>>
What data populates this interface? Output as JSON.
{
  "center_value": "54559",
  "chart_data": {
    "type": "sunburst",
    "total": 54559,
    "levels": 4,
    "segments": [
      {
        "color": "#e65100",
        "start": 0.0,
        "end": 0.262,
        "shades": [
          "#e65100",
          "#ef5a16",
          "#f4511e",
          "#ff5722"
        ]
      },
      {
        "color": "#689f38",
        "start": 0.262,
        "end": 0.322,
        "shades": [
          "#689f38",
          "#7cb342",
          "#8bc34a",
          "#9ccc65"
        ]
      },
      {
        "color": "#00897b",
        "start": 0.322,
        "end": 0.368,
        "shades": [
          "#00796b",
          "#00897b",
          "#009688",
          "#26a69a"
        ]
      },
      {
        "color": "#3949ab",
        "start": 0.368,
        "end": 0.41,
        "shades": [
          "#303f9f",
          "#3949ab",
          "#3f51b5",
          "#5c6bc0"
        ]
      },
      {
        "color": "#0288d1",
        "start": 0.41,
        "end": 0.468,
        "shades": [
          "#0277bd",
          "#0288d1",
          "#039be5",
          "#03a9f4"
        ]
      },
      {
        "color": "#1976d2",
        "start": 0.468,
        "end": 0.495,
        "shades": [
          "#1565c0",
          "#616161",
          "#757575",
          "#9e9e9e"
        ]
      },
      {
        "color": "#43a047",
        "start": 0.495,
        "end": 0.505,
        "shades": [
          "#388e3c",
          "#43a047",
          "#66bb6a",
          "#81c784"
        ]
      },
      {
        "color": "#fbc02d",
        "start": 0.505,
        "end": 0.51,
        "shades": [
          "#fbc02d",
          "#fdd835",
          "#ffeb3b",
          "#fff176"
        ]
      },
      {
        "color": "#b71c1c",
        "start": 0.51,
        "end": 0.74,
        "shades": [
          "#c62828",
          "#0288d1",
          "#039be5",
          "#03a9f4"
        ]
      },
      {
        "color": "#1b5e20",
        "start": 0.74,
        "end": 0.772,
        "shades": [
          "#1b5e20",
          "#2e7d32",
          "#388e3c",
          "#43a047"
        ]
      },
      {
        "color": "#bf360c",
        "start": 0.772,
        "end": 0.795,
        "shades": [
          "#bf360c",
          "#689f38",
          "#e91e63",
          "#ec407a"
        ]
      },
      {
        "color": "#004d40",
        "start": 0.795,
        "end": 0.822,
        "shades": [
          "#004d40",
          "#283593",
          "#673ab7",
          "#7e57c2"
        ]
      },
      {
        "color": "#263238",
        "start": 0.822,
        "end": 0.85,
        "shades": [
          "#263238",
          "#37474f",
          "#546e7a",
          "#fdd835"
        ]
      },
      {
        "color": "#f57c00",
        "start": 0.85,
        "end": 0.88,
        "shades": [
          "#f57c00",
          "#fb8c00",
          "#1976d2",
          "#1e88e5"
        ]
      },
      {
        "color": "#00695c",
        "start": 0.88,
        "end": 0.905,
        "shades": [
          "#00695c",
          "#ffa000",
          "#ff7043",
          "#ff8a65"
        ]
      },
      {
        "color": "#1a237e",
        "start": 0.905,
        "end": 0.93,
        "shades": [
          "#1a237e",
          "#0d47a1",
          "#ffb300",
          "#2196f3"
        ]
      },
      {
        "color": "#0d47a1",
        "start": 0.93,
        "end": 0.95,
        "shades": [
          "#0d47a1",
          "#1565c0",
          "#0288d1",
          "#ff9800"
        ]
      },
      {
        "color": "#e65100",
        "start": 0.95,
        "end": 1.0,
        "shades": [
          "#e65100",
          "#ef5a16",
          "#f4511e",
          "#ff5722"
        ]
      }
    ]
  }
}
<<
▸ **YOUR INSTRUCTIONS**
All of the entries should be written out again exactly.

▸ **SOLUTION**
What data populates this interface? Output as JSON.
{
  "center_value": "54559",
  "chart_data": {
    "type": "sunburst",
    "total": 54559,
    "levels": 4,
    "segments": [
      {
        "color": "#e65100",
        "start": 0.0,
        "end": 0.262,
        "shades": [
          "#e65100",
          "#ef5a16",
          "#f4511e",
          "#ff5722"
        ]
      },
      {
        "color": "#689f38",
        "start": 0.262,
        "end": 0.322,
        "shades": [
          "#689f38",
          "#7cb342",
          "#8bc34a",
          "#9ccc65"
        ]
      },
      {
        "color": "#00897b",
        "start": 0.322,
        "end": 0.368,
        "shades": [
          "#00796b",
          "#00897b",
          "#009688",
          "#26a69a"
        ]
      },
      {
        "color": "#3949ab",
        "start": 0.368,
        "end": 0.41,
        "shades": [
          "#303f9f",
          "#3949ab",
          "#3f51b5",
          "#5c6bc0"
        ]
      },
      {
        "color": "#0288d1",
        "start": 0.41,
        "end": 0.468,
        "shades": [
          "#0277bd",
          "#0288d1",
          "#039be5",
          "#03a9f4"
        ]
      },
      {
        "color": "#1976d2",
        "start": 0.468,
        "end": 0.495,
        "shades": [
          "#1565c0",
          "#616161",
          "#757575",
          "#9e9e9e"
        ]
      },
      {
        "color": "#43a047",
        "start": 0.495,
        "end": 0.505,
        "shades": [
          "#388e3c",
          "#43a047",
          "#66bb6a",
          "#81c784"
        ]
      },
      {
        "color": "#fbc02d",
        "start": 0.505,
        "end": 0.51,
        "shades": [
          "#fbc02d",
          "#fdd835",
          "#ffeb3b",
          "#fff176"
        ]
      },
      {
        "color": "#b71c1c",
        "start": 0.51,
        "end": 0.74,
        "shades": [
          "#c62828",
          "#0288d1",
          "#039be5",
          "#03a9f4"
        ]
      },
      {
        "color": "#1b5e20",
        "start": 0.74,
        "end": 0.772,
        "shades": [
          "#1b5e20",
          "#2e7d32",
          "#388e3c",
          "#43a047"
        ]
      },
      {
        "color": "#bf360c",
        "start": 0.772,
        "end": 0.795,
        "shades": [
          "#bf360c",
          "#689f38",
          "#e91e63",
          "#ec407a"
        ]
      },
      {
        "color": "#004d40",
        "start": 0.795,
        "end": 0.822,
        "shades": [
          "#004d40",
          "#283593",
          "#673ab7",
          "#7e57c2"
        ]
      },
      {
        "color": "#263238",
        "start": 0.822,
        "end": 0.85,
        "shades": [
          "#263238",
          "#37474f",
          "#546e7a",
          "#fdd835"
        ]
      },
      {
        "color": "#f57c00",
        "start": 0.85,
        "end": 0.88,
        "shades": [
          "#f57c00",
          "#fb8c00",
          "#1976d2",
          "#1e88e5"
        ]
      },
      {
        "color": "#00695c",
        "start": 0.88,
        "end": 0.905,
        "shades": [
          "#00695c",
          "#ffa000",
          "#ff7043",
          "#ff8a65"
        ]
      },
      {
        "color": "#1a237e",
        "start": 0.905,
        "end": 0.93,
        "shades": [
          "#1a237e",
          "#0d47a1",
          "#ffb300",
          "#2196f3"
        ]
      },
      {
        "color": "#0d47a1",
        "start": 0.93,
        "end": 0.95,
        "shades": [
          "#0d47a1",
          "#1565c0",
          "#0288d1",
          "#ff9800"
        ]
      },
      {
        "color": "#e65100",
        "start": 0.95,
        "end": 1.0,
        "shades": [
          "#e65100",
          "#ef5a16",
          "#f4511e",
          "#ff5722"
        ]
      }
    ]
  }
}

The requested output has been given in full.